Instructions to follow: For the material that follows, list every line containing the word "resilient".
-- start of Input rows --
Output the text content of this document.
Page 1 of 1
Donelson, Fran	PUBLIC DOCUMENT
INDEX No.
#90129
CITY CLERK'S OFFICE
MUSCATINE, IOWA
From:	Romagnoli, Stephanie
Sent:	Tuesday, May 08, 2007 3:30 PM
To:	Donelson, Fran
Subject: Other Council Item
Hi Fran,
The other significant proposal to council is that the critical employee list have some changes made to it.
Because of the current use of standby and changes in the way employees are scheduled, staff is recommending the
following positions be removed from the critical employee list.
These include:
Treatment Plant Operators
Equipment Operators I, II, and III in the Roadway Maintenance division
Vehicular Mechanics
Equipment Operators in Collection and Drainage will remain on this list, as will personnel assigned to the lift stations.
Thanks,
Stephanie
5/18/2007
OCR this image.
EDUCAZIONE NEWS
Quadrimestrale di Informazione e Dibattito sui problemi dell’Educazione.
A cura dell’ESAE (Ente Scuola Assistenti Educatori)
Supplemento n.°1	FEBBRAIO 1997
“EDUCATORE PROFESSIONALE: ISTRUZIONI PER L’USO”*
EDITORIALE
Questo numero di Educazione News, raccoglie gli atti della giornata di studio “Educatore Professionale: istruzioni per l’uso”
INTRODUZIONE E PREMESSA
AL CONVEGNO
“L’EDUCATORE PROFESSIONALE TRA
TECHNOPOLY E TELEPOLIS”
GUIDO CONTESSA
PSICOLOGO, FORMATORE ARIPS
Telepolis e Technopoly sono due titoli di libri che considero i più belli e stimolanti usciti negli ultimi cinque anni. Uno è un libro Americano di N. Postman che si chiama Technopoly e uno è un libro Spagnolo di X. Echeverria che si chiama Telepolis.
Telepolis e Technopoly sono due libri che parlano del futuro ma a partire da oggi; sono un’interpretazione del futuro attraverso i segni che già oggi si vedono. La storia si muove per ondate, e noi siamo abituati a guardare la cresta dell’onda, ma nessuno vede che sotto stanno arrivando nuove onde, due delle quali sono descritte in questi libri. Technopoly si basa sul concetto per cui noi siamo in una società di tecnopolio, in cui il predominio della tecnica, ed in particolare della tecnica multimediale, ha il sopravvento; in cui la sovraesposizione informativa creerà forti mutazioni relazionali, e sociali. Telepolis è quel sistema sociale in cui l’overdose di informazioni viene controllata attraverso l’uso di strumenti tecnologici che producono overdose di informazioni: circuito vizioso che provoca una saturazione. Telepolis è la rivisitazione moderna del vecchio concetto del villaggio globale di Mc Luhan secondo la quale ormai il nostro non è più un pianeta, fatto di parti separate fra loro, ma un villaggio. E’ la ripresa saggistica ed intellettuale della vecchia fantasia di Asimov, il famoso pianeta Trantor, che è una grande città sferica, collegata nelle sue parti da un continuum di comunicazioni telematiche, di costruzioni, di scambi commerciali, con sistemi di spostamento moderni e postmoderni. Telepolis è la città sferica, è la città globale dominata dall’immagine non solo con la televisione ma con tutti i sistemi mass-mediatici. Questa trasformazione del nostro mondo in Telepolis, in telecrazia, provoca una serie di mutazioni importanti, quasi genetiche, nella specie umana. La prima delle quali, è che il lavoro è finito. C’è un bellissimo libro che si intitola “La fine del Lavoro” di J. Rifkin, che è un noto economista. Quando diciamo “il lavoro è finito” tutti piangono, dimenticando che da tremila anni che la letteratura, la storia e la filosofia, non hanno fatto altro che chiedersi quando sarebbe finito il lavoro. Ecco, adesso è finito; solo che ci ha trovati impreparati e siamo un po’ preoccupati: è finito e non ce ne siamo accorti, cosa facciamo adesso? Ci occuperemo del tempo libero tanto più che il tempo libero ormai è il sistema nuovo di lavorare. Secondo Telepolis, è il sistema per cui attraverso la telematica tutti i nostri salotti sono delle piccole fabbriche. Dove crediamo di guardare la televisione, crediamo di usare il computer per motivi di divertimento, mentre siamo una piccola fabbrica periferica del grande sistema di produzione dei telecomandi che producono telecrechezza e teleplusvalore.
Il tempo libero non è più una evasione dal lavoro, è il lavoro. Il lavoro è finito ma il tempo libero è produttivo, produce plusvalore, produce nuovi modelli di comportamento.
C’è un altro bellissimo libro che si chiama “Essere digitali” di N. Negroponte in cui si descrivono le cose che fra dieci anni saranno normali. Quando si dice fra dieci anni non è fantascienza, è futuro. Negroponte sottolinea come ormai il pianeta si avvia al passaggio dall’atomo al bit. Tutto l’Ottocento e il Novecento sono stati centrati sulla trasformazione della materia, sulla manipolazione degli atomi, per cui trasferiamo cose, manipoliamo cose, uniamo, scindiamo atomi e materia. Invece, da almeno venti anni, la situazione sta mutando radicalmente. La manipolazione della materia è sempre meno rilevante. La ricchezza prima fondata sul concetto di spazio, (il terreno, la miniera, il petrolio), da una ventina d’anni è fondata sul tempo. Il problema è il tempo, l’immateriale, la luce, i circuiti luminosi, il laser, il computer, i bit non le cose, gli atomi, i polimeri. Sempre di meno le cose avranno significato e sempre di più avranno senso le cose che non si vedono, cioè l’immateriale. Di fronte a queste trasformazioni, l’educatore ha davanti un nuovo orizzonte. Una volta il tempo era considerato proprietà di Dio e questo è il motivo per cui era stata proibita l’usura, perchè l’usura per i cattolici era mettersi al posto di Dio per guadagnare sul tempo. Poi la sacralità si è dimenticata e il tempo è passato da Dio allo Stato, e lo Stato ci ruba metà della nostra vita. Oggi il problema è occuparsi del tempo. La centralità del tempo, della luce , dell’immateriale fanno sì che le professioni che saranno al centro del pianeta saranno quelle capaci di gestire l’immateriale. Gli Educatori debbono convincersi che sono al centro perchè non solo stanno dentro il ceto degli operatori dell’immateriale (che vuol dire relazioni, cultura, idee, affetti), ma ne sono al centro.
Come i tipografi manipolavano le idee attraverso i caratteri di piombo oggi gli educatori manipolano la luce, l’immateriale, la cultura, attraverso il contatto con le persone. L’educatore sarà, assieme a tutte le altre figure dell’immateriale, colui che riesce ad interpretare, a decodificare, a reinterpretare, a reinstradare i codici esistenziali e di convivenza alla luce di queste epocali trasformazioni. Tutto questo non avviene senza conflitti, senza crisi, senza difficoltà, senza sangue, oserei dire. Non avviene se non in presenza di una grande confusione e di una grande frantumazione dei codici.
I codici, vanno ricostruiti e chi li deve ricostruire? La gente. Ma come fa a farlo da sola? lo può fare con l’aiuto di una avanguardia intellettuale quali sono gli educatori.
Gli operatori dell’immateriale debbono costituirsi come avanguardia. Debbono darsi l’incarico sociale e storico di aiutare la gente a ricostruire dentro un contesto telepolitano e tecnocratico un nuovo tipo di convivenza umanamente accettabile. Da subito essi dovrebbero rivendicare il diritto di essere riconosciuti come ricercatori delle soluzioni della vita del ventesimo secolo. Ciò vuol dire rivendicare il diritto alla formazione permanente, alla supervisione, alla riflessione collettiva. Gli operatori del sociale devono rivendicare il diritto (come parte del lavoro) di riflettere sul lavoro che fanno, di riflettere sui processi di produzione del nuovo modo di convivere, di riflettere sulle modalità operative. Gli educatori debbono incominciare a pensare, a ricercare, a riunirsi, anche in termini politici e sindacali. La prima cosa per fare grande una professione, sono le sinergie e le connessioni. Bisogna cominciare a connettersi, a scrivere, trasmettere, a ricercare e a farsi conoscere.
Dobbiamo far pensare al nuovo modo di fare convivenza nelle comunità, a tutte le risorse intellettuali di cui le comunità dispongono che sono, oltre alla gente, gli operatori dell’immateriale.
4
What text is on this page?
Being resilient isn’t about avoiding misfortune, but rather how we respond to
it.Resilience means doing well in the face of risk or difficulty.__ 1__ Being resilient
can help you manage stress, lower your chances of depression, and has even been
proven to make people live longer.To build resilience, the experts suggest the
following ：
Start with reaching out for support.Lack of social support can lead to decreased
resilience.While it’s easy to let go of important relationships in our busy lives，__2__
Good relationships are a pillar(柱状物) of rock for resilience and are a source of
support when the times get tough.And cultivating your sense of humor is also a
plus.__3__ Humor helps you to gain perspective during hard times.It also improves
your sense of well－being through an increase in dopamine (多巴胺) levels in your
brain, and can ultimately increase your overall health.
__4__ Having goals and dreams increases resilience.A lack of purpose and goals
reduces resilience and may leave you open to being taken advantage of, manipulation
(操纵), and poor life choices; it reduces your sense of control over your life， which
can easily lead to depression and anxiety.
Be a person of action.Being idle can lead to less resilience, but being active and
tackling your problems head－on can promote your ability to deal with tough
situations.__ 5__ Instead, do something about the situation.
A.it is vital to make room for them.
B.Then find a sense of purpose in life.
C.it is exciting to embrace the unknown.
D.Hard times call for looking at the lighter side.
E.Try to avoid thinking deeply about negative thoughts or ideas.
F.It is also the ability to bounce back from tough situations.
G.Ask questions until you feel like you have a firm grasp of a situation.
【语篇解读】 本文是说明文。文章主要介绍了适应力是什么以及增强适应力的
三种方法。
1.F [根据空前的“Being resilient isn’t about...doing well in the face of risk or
-- end of Input rows --
Written solution:
Being resilient isn’t about avoiding misfortune, but rather how we respond to
it.Resilience means doing well in the face of risk or difficulty.__ 1__ Being resilient
1.F [根据空前的“Being resilient isn’t about...doing well in the face of risk or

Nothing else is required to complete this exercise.